*GOAL*: Transcribe the grocery data walkthrough verbatim, between "Let’s look for" and "of some product.", inclusive.

*PAGE EXTRACT*:
_____
Now, in order to better understand the data, I will separate variable Date into new ones: Year, Month, Day.
grocery_final <- separate(grocery, "Date", c("Year", "Month", "Day"), sep = "-")
grocery_final$Date <- grocery$Date
kable(head(grocery_final)) %>%
kable_styling(bootstrap_options = c("striped", "hover", "condensed"))
| Member_number | Year | Month | Day | itemDescription | Date |
|---|---|---|---|---|---|
| 1808 | 2020 | 07 | 21 | tropical fruit | 2020-07-21 |
| 2552 | 2020 | 01 | 05 | whole milk | 2020-01-05 |
| 2300 | 2020 | 09 | 19 | pip fruit | 2020-09-19 |
| 1187 | 2020 | 12 | 12 | other vegetables | 2020-12-12 |
| 3037 | 2020 | 02 | 01 | whole milk | 2020-02-01 |
| 4941 | 2020 | 02 | 14 | rolls/buns | 2020-02-14 |
# By the way, let's see how many different dates I have in my analysis
print(paste("The number of unique years is equal to:", length(unique(grocery_final$Year))))
## [1] "The number of unique years is equal to: 1"
print(paste("The number of unique months is equal to:", length(unique(grocery_final$Month))))
## [1] "The number of unique months is equal to: 12"
print(paste("The number of unique days is equal to:", length(unique(grocery_final$Day))))
## [1] "The number of unique days is equal to: 31"
Let’s look for NA values and for potential duplicates. But, be careful because it may occur that one client the same day has bought two and more pieces of some product.
# Look for NaN's
colSums(is.na(grocery_final))
## Member_number Year Month Day itemDescription
## 0 0 0 0 0
## Date
## 0
sum(duplicated(grocery_final))
## [1] 762
kable(head(grocery_final[duplicated(grocery_final), ])) %>%
kable_styling(bootstrap_options = c("striped", "hover", "condensed"))
| Member_number | Year | Month | Day | itemDescription | Date | |
|---|---|---|---|---|---|---|
| 5016 | 2051 | 2020 | 09 | 11 | frankfurter | 2020-09-11 |
| 5023 | 3055 | 2020 | 08 | 18 | other vegetables | 2020-08-18 |
| 5045 | 1994 | 2020 | 03 | 11 | whole milk | 2020-03-11 |
| 5056 | 1682 | 2020 | 06 | 25 | pip fruit | 2020-06-25 |
| 5060 | 4324 | 2020 | 01 | 05 | sausage | 2020-01-05 |
| 5066 | 2694 | 2020 | 11 | 24 | whole milk | 2020-11-24 |
# The data may have potential duplicates. In this let's check one client
kable(grocery_final[grocery_final$Member_number == 2051 & grocery_final$itemDescription == "other vegetables", ]) %>%
kable_styling(bootstrap_options = c("striped", "hover", "condensed"))
_____
Element and region listings
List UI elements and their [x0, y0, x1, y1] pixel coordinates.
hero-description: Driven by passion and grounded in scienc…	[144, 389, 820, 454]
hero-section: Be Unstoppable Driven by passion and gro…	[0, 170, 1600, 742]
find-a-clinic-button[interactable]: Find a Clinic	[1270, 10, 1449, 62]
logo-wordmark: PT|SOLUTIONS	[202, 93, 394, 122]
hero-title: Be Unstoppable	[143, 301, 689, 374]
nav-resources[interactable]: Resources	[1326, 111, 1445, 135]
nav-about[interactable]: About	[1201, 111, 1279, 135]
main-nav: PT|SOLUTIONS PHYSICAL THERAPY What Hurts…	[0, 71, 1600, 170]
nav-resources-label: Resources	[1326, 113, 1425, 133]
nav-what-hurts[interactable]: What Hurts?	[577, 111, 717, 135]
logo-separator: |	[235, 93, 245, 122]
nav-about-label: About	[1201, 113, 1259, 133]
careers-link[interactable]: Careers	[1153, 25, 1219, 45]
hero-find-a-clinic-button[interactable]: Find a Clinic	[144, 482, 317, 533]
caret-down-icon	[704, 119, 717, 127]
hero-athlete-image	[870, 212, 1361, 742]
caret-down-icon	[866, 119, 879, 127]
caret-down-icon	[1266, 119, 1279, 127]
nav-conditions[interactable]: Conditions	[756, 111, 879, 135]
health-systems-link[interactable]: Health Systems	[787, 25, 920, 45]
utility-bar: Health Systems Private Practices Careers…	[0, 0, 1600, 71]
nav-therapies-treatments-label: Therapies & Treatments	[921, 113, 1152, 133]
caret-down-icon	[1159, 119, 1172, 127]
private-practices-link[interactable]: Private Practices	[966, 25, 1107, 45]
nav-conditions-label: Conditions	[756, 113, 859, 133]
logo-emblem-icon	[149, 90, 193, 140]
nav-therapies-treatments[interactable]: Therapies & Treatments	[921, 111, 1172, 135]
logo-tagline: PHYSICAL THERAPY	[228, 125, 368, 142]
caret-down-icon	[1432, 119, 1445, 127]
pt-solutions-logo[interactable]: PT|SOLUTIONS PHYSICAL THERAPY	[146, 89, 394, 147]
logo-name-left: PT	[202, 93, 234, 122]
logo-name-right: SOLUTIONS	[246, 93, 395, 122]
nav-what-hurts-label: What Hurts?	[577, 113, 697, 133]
_____
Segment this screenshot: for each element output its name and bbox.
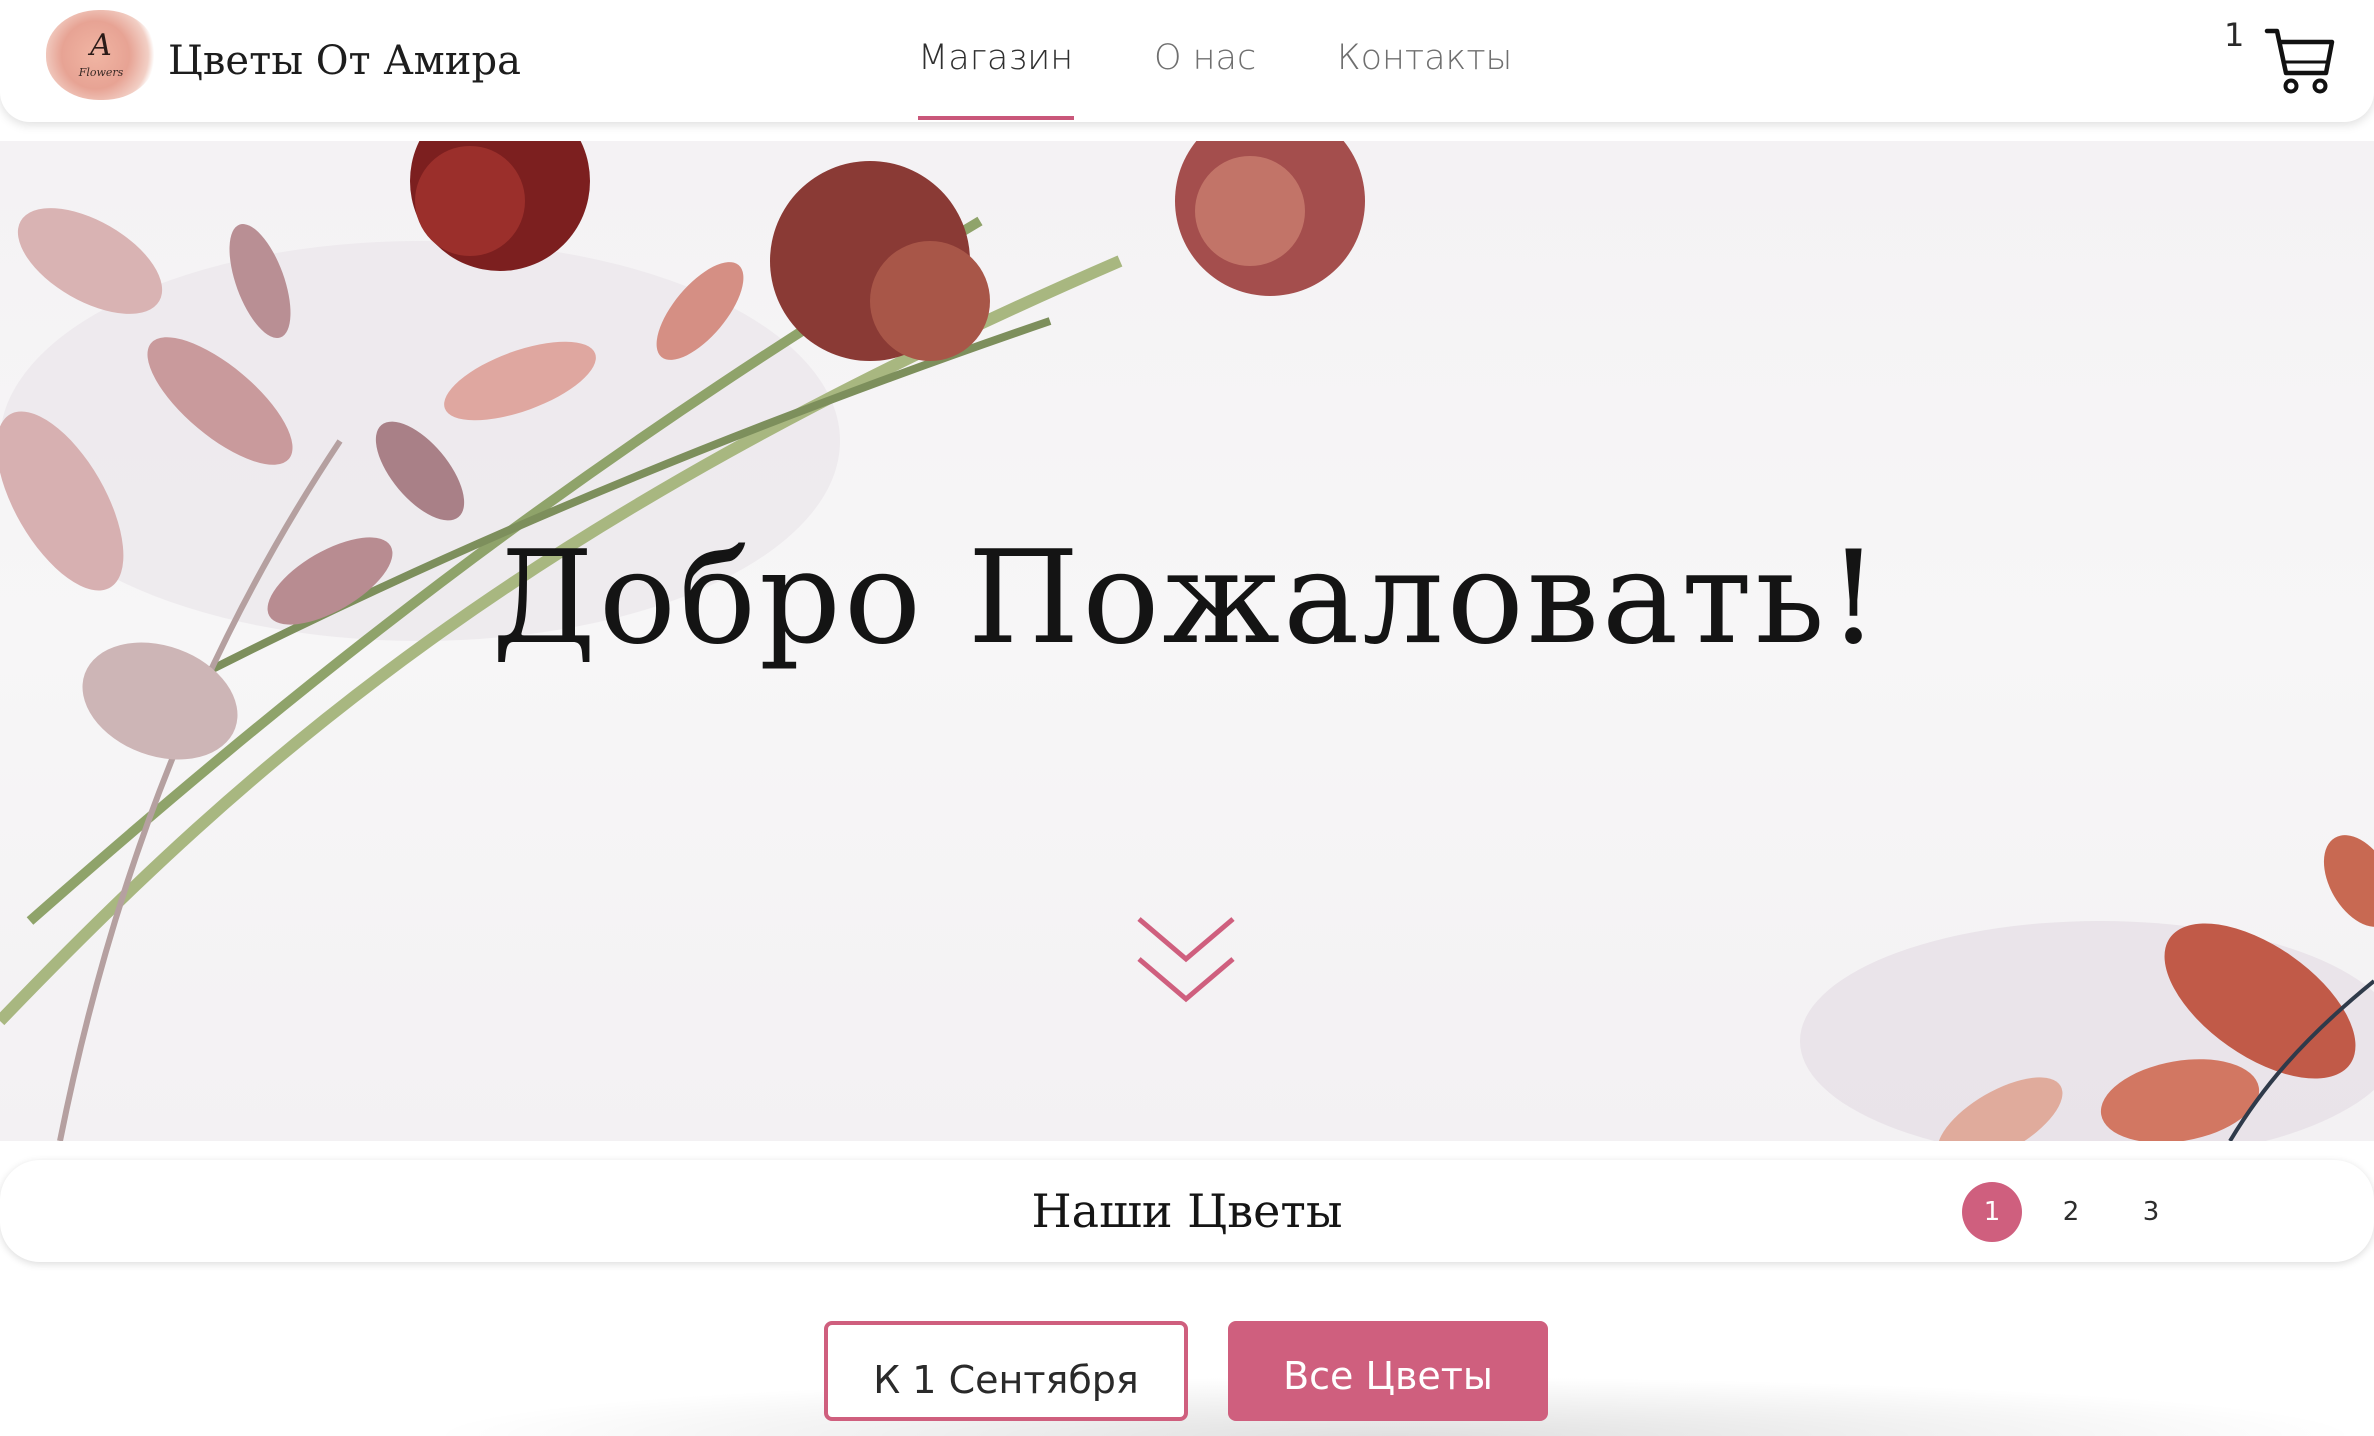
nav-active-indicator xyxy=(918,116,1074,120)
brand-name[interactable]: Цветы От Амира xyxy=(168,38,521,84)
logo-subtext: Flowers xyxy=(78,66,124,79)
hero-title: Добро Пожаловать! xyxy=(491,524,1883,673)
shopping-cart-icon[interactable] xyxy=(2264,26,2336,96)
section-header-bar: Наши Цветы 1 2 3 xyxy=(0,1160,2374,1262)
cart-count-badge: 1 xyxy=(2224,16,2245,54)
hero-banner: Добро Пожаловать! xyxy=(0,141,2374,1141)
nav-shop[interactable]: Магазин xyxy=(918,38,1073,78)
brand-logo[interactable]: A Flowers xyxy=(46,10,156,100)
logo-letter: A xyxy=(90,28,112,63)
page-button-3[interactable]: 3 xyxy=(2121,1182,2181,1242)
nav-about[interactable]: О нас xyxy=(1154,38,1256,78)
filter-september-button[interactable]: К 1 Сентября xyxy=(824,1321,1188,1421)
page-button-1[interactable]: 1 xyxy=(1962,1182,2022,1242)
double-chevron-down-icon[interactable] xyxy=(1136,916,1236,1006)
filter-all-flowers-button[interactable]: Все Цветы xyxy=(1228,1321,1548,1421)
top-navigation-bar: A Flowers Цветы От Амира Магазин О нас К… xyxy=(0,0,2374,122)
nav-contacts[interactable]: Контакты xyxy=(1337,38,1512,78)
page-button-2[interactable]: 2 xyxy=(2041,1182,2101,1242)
_____
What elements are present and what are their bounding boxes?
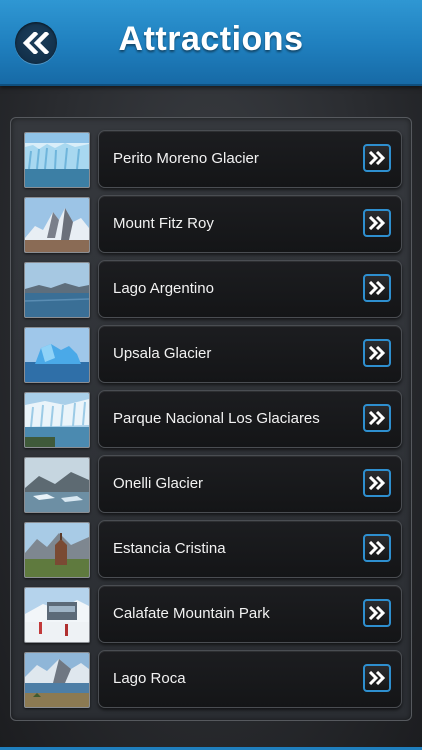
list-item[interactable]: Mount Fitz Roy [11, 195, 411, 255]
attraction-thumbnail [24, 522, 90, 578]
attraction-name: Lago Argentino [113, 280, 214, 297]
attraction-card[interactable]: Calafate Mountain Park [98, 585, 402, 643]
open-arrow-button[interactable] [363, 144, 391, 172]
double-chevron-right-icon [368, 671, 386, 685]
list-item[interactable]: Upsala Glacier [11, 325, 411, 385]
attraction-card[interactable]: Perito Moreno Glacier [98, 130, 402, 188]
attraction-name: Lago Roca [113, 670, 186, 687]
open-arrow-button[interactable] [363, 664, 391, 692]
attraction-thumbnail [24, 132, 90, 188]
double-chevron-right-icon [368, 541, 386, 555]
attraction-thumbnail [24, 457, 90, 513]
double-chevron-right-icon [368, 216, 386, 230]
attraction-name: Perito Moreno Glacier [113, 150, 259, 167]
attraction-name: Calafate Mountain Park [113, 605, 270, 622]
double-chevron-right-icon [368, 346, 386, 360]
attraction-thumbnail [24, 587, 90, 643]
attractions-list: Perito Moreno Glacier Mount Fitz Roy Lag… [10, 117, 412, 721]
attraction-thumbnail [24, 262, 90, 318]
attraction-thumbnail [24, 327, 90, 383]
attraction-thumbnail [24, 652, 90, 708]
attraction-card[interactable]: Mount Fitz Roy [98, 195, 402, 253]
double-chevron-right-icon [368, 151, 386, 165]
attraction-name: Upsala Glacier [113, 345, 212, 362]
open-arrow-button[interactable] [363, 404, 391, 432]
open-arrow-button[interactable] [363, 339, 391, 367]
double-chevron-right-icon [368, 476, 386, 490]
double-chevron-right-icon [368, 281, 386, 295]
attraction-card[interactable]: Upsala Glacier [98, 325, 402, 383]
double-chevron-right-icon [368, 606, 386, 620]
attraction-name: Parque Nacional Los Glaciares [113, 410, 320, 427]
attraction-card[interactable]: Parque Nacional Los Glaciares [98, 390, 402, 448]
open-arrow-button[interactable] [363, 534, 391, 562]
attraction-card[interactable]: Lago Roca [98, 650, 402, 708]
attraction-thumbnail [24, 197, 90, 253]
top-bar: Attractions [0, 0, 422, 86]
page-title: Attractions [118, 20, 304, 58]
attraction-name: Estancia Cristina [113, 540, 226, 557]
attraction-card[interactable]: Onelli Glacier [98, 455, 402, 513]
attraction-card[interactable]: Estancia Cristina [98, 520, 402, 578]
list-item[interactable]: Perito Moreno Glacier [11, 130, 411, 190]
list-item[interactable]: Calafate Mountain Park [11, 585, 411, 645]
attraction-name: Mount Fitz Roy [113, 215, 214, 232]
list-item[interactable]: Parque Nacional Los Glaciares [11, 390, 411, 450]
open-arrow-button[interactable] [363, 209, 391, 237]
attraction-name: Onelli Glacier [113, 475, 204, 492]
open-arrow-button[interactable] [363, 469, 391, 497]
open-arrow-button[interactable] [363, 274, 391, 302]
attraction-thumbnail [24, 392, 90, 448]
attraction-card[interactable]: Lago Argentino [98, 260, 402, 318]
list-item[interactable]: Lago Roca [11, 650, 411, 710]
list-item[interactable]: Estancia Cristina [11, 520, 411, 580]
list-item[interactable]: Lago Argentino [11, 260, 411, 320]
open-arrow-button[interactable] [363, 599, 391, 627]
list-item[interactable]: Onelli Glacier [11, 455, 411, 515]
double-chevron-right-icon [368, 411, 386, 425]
_____
*TASK SOLUTION*:
Let’s look for NA values and for potential duplicates. But, be careful because it may occur that one client the same day has bought two and more pieces of some product.